→ **GOAL OF THE EXERCISE**:
Go through the listing and pick out each line with the word "twisted" in it.

-- begin DATASET EXCERPTS --

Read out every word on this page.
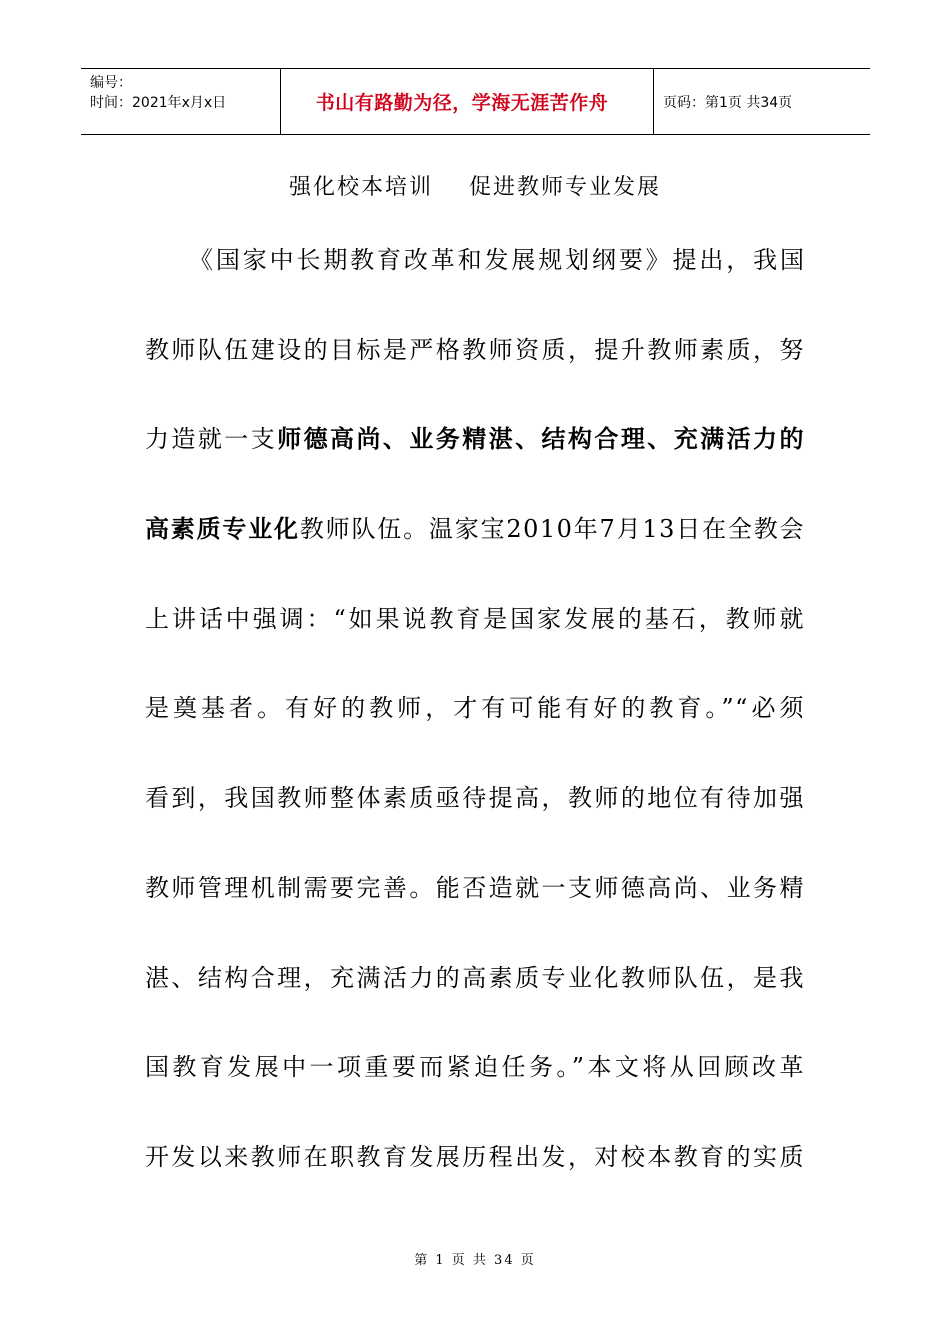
编号：
时间：2021年x月x日	书山有路勤为径，学海无涯苦作舟	页码：第1页 共34页
强化校本培训    促进教师专业发展
《国家中长期教育改革和发展规划纲要》提出，我国
教师队伍建设的目标是严格教师资质，提升教师素质，努
力造就一支师德高尚、业务精湛、结构合理、充满活力的
高素质专业化教师队伍。温家宝2010年7月13日在全教会
上讲话中强调：“如果说教育是国家发展的基石，教师就
是奠基者。有好的教师，才有可能有好的教育。”“必须
看到，我国教师整体素质亟待提高，教师的地位有待加强
教师管理机制需要完善。能否造就一支师德高尚、业务精
湛、结构合理，充满活力的高素质专业化教师队伍，是我
国教育发展中一项重要而紧迫任务。”本文将从回顾改革
开发以来教师在职教育发展历程出发，对校本教育的实质
第 1 页 共 34 页
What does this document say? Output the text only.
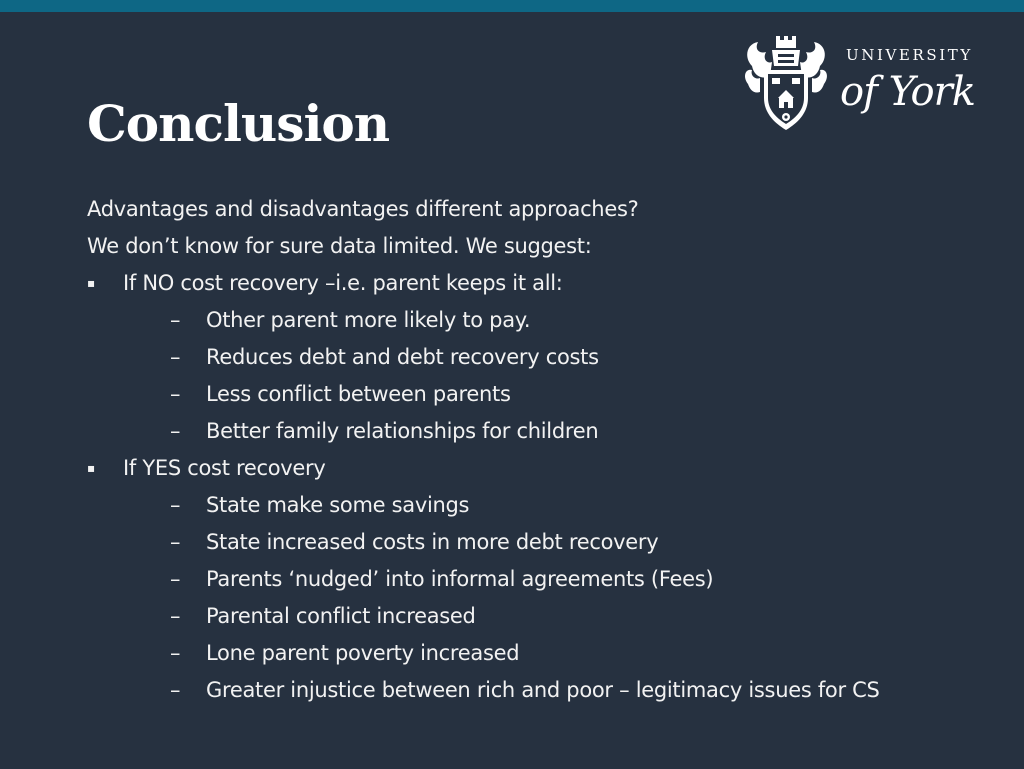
UNIVERSITY
of York
Conclusion
Advantages and disadvantages different approaches?
We don’t know for sure data limited. We suggest:
▪ If NO cost recovery –i.e. parent keeps it all:
– Other parent more likely to pay.
– Reduces debt and debt recovery costs
– Less conflict between parents
– Better family relationships for children
▪ If YES cost recovery
– State make some savings
– State increased costs in more debt recovery
– Parents ‘nudged’ into informal agreements (Fees)
– Parental conflict increased
– Lone parent poverty increased
– Greater injustice between rich and poor – legitimacy issues for CS
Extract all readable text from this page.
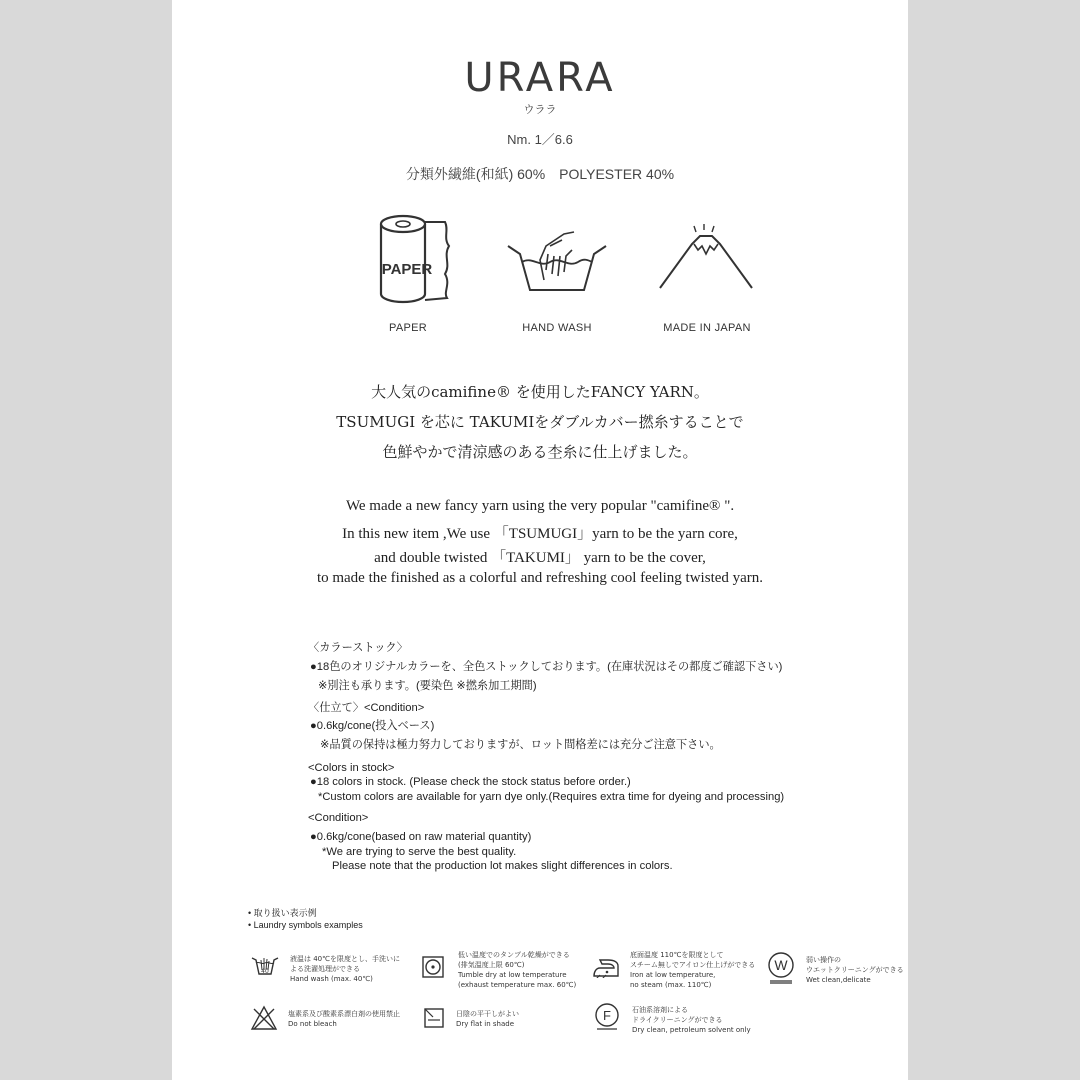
URARA
ウララ
Nm. 1／6.6
分類外繊維(和紙) 60%　POLYESTER 40%
PAPER
PAPER	HAND WASH	MADE IN JAPAN
大人気のcamifine® を使用したFANCY YARN。
TSUMUGI を芯に TAKUMIをダブルカバー撚糸することで
色鮮やかで清涼感のある杢糸に仕上げました。
We made a new fancy yarn using the very popular "camifine® ".
In this new item ,We use 「TSUMUGI」yarn to be the yarn core,
and double twisted 「TAKUMI」 yarn to be the cover,
to made the finished as a colorful and refreshing cool feeling twisted yarn.
〈カラーストック〉
●18色のオリジナルカラーを、全色ストックしております。(在庫状況はその都度ご確認下さい)
※別注も承ります。(要染色 ※撚糸加工期間)
〈仕立て〉<Condition>
●0.6kg/cone(投入ベース)
※品質の保持は極力努力しておりますが、ロット間格差には充分ご注意下さい。
<Colors in stock>
●18 colors in stock. (Please check the stock status before order.)
*Custom colors are available for yarn dye only.(Requires extra time for dyeing and processing)
<Condition>
●0.6kg/cone(based on raw material quantity)
*We are trying to serve the best quality.
Please note that the production lot makes slight differences in colors.
• 取り扱い表示例
• Laundry symbols examples
40
液温は 40℃を限度とし、手洗いに
よる洗濯処理ができる
Hand wash (max. 40℃)
低い温度でのタンブル乾燥ができる
(排気温度上限 60℃)
Tumble dry at low temperature
(exhaust temperature max. 60℃)
底面温度 110℃を限度として
スチーム無しでアイロン仕上げができる
Iron at low temperature,
no steam (max. 110℃)
W	弱い操作の
ウエットクリーニングができる
Wet clean,delicate
塩素系及び酸素系漂白剤の使用禁止
Do not bleach
日陰の平干しがよい
Dry flat in shade
F	石油系溶剤による
ドライクリーニングができる
Dry clean, petroleum solvent only
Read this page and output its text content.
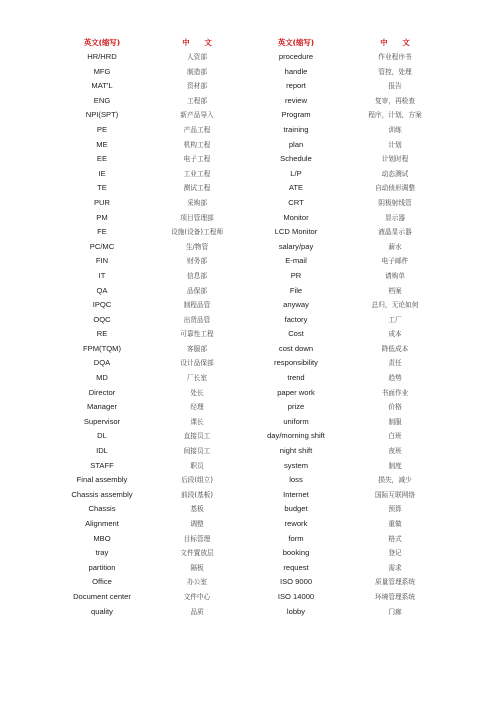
英文(缩写)	中　　文	英文(缩写)	中　　文
HR/HRD	人资部	procedure	作业程序书
MFG	制造部	handle	管控，处理
MAT'L	资材部	report	报告
ENG	工程部	review	复审，再检查
NPI(SPT)	新产品导入	Program	程序，计划，方案
PE	产品工程	training	训练
ME	机构工程	plan	计划
EE	电子工程	Schedule	计划时程
IE	工业工程	L/P	动态测试
TE	测试工程	ATE	自动侦形调整
PUR	采购部	CRT	阴极射线管
PM	项目管理部	Monitor	显示器
FE	设施(设备)工程师	LCD Monitor	液晶显示器
PC/MC	生/物管	salary/pay	薪水
FIN	财务部	E-mail	电子邮件
IT	信息部	PR	请购单
QA	品保部	File	档案
IPQC	制程品管	anyway	总归，无论如何
OQC	出货品管	factory	工厂
RE	可靠性工程	Cost	成本
FPM(TQM)	客服部	cost down	降低成本
DQA	设计品保部	responsibility	责任
MD	厂长室	trend	趋势
Director	处长	paper work	书面作业
Manager	经理	prize	价格
Supervisor	课长	uniform	制服
DL	直接员工	day/morning shift	白班
IDL	间接员工	night shift	夜班
STAFF	职员	system	制度
Final assembly	后段(组立)	loss	损失，减少
Chassis assembly	前段(基板)	Internet	国际互联网络
Chassis	基板	budget	预算
Alignment	调整	rework	重做
MBO	目标管理	form	格式
tray	文件置放层	booking	登记
partition	隔板	request	需求
Office	办公室	ISO 9000	质量管理系统
Document center	文件中心	ISO 14000	环境管理系统
quality	品质	lobby	门廊
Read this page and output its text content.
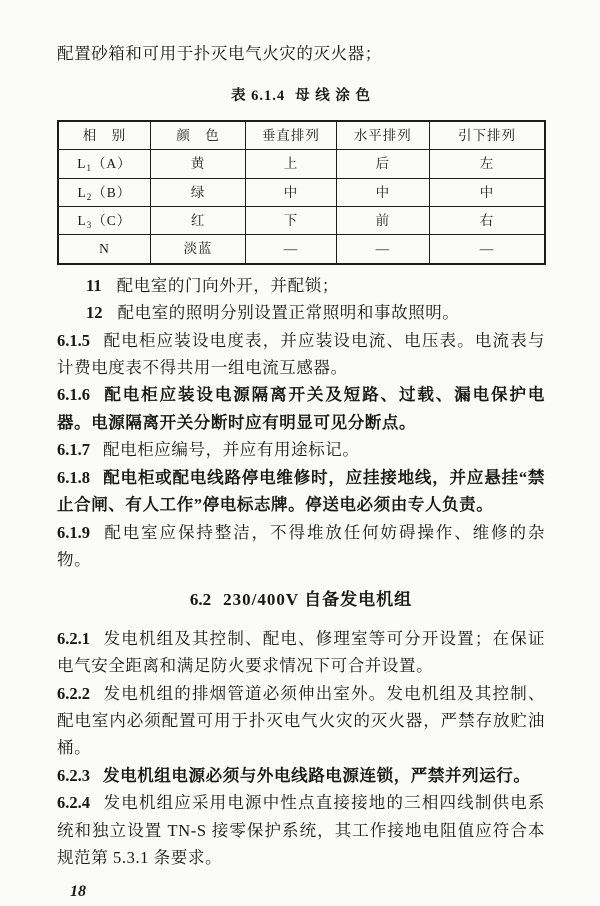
配置砂箱和可用于扑灭电气火灾的灭火器；

表 6.1.4 母 线 涂 色
相　别	颜　色	垂直排列	水平排列	引下排列
$L_1(A)$	黄	上	后	左
$L_2(B)$	绿	中	中	中
$L_3(C)$	红	下	前	右
N	淡蓝	—	—	—

11 配电室的门向外开，并配锁；

12 配电室的照明分别设置正常照明和事故照明。

6.1.5 配电柜应装设电度表，并应装设电流、电压表。电流表与计费电度表不得共用一组电流互感器。

6.1.6 配电柜应装设电源隔离开关及短路、过载、漏电保护电器。电源隔离开关分断时应有明显可见分断点。

6.1.7 配电柜应编号，并应有用途标记。

6.1.8 配电柜或配电线路停电维修时，应挂接地线，并应悬挂“禁止合闸、有人工作”停电标志牌。停送电必须由专人负责。

6.1.9 配电室应保持整洁，不得堆放任何妨碍操作、维修的杂物。

6.2 230/400V 自备发电机组

6.2.1 发电机组及其控制、配电、修理室等可分开设置；在保证电气安全距离和满足防火要求情况下可合并设置。

6.2.2 发电机组的排烟管道必须伸出室外。发电机组及其控制、配电室内必须配置可用于扑灭电气火灾的灭火器，严禁存放贮油桶。

6.2.3 发电机组电源必须与外电线路电源连锁，严禁并列运行。

6.2.4 发电机组应采用电源中性点直接接地的三相四线制供电系统和独立设置 TN-S 接零保护系统，其工作接地电阻值应符合本规范第 5.3.1 条要求。

18
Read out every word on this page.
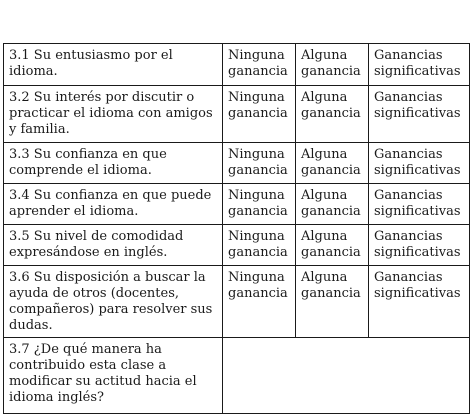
3.1 Su entusiasmo por el idioma.	Ninguna ganancia	Alguna ganancia	Ganancias significativas
3.2 Su interés por discutir o practicar el idioma con amigos y familia.	Ninguna ganancia	Alguna ganancia	Ganancias significativas
3.3 Su confianza en que comprende el idioma.	Ninguna ganancia	Alguna ganancia	Ganancias significativas
3.4 Su confianza en que puede aprender el idioma.	Ninguna ganancia	Alguna ganancia	Ganancias significativas
3.5 Su nivel de comodidad expresándose en inglés.	Ninguna ganancia	Alguna ganancia	Ganancias significativas
3.6 Su disposición a buscar la ayuda de otros (docentes, compañeros) para resolver sus dudas.	Ninguna ganancia	Alguna ganancia	Ganancias significativas
3.7 ¿De qué manera ha contribuido esta clase a modificar su actitud hacia el idioma inglés?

-- end DATASET EXCERPTS --

→ **SOLUTION FOR THIS PROBLEM**:
and double twisted 「TAKUMI」 yarn to be the cover,
to made the finished as a colorful and refreshing cool feeling twisted yarn.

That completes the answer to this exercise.